→ **Data excerpts**
***

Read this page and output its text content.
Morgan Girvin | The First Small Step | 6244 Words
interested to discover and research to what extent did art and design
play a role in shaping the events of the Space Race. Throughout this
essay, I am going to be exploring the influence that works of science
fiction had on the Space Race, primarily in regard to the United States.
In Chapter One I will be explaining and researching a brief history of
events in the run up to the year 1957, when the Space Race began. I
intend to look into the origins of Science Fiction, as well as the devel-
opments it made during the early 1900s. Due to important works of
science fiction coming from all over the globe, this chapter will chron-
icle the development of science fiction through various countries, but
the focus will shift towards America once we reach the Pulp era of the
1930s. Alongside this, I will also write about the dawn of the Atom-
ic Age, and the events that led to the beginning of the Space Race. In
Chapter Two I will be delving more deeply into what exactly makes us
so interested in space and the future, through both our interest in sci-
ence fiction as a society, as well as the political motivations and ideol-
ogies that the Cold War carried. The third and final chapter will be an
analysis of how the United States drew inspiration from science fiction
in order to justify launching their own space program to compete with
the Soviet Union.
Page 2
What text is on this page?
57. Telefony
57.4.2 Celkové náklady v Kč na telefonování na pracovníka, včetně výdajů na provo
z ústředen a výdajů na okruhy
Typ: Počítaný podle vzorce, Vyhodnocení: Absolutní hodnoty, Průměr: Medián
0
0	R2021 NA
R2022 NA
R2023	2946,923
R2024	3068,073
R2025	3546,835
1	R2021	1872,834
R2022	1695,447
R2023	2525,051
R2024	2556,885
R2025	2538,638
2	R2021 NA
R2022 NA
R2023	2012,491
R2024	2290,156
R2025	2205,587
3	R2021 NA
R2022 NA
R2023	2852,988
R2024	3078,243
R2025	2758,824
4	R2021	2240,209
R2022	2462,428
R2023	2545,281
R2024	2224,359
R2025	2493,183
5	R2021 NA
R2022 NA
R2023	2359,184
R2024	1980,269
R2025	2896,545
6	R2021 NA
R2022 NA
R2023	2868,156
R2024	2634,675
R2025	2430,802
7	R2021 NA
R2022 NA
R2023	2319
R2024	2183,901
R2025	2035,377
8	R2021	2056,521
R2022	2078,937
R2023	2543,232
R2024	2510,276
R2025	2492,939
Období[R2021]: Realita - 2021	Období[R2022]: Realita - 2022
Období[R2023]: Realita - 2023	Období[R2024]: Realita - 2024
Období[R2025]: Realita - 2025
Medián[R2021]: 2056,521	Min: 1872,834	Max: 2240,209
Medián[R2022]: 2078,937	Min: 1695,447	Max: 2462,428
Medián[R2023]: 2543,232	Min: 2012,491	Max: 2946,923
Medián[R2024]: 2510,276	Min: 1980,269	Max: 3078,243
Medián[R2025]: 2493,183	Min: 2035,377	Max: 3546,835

***

→ **Written problem**
Search the records for the word "Realita", then list every line that has it.

→ **The solution**
Období[R2021]: Realita - 2021	Období[R2022]: Realita - 2022
Období[R2023]: Realita - 2023	Období[R2024]: Realita - 2024
Období[R2025]: Realita - 2025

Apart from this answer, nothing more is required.